Data records:
§

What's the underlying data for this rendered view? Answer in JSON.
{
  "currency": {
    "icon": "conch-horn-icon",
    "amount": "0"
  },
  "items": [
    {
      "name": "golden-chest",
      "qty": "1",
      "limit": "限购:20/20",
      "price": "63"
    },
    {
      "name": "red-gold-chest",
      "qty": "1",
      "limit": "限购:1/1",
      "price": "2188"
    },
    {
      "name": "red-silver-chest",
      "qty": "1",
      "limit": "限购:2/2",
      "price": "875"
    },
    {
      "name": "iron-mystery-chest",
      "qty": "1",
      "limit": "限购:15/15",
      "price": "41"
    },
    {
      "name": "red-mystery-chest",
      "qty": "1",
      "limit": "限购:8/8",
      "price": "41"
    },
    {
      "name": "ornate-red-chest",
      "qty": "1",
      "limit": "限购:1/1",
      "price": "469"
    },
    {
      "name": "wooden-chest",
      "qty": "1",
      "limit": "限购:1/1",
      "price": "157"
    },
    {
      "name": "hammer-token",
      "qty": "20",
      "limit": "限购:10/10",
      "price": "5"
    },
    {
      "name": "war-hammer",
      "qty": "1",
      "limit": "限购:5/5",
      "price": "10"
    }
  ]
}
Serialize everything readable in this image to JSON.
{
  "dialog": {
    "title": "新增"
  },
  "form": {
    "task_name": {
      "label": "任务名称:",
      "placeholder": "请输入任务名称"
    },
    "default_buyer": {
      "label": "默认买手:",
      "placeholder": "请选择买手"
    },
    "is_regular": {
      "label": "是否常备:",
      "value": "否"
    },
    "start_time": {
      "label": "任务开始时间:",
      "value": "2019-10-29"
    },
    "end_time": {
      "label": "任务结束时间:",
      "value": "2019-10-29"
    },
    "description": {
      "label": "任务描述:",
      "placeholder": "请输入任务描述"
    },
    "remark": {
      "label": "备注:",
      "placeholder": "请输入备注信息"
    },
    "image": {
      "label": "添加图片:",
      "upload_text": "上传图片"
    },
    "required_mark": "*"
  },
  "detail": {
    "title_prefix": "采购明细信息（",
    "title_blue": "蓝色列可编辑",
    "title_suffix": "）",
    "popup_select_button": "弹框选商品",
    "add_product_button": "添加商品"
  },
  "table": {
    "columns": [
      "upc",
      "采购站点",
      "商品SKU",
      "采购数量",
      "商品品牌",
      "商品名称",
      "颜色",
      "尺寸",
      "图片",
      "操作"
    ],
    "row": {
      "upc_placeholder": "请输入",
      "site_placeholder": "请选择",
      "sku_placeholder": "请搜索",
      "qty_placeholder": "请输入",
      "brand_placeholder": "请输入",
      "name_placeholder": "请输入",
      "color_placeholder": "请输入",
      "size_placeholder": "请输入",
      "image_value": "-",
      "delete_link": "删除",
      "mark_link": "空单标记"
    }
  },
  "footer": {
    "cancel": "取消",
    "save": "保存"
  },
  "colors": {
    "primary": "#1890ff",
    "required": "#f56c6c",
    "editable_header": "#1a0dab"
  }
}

§

Exercise goal ::
Only a number is wanted: how many lines contain "limit"?

Written answer ::
9